SOURCE MATERIAL: Begin
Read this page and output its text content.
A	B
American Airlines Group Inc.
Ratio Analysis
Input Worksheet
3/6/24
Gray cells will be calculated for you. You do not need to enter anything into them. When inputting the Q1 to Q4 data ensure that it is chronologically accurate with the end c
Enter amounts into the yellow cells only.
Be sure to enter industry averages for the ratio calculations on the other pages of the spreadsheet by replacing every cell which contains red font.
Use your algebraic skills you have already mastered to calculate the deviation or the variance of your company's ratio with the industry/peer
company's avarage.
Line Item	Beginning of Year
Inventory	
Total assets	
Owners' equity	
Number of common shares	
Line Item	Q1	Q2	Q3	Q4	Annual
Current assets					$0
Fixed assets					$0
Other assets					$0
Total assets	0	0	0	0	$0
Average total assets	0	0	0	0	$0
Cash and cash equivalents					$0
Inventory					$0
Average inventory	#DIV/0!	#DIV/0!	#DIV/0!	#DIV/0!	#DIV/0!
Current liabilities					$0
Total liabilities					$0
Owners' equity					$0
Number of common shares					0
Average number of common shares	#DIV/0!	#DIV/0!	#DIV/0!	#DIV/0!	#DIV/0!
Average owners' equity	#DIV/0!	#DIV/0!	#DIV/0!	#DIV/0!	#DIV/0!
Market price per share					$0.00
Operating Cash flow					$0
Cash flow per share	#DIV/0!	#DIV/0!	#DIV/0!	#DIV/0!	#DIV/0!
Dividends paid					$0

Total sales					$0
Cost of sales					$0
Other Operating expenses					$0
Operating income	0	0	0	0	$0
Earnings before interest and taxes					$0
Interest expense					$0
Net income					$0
SOURCE MATERIAL: End
● **EXERCISE PROMPT**
The material must be transcribed exactly, down to the last line.

● **WRITTEN SOLUTION**
Read this page and output its text content.
A	B
American Airlines Group Inc.
Ratio Analysis
Input Worksheet
3/6/24
Gray cells will be calculated for you. You do not need to enter anything into them. When inputting the Q1 to Q4 data ensure that it is chronologically accurate with the end c
Enter amounts into the yellow cells only.
Be sure to enter industry averages for the ratio calculations on the other pages of the spreadsheet by replacing every cell which contains red font.
Use your algebraic skills you have already mastered to calculate the deviation or the variance of your company's ratio with the industry/peer
company's avarage.
Line Item	Beginning of Year
Inventory	
Total assets	
Owners' equity	
Number of common shares	
Line Item	Q1	Q2	Q3	Q4	Annual
Current assets					$0
Fixed assets					$0
Other assets					$0
Total assets	0	0	0	0	$0
Average total assets	0	0	0	0	$0
Cash and cash equivalents					$0
Inventory					$0
Average inventory	#DIV/0!	#DIV/0!	#DIV/0!	#DIV/0!	#DIV/0!
Current liabilities					$0
Total liabilities					$0
Owners' equity					$0
Number of common shares					0
Average number of common shares	#DIV/0!	#DIV/0!	#DIV/0!	#DIV/0!	#DIV/0!
Average owners' equity	#DIV/0!	#DIV/0!	#DIV/0!	#DIV/0!	#DIV/0!
Market price per share					$0.00
Operating Cash flow					$0
Cash flow per share	#DIV/0!	#DIV/0!	#DIV/0!	#DIV/0!	#DIV/0!
Dividends paid					$0

Total sales					$0
Cost of sales					$0
Other Operating expenses					$0
Operating income	0	0	0	0	$0
Earnings before interest and taxes					$0
Interest expense					$0
Net income					$0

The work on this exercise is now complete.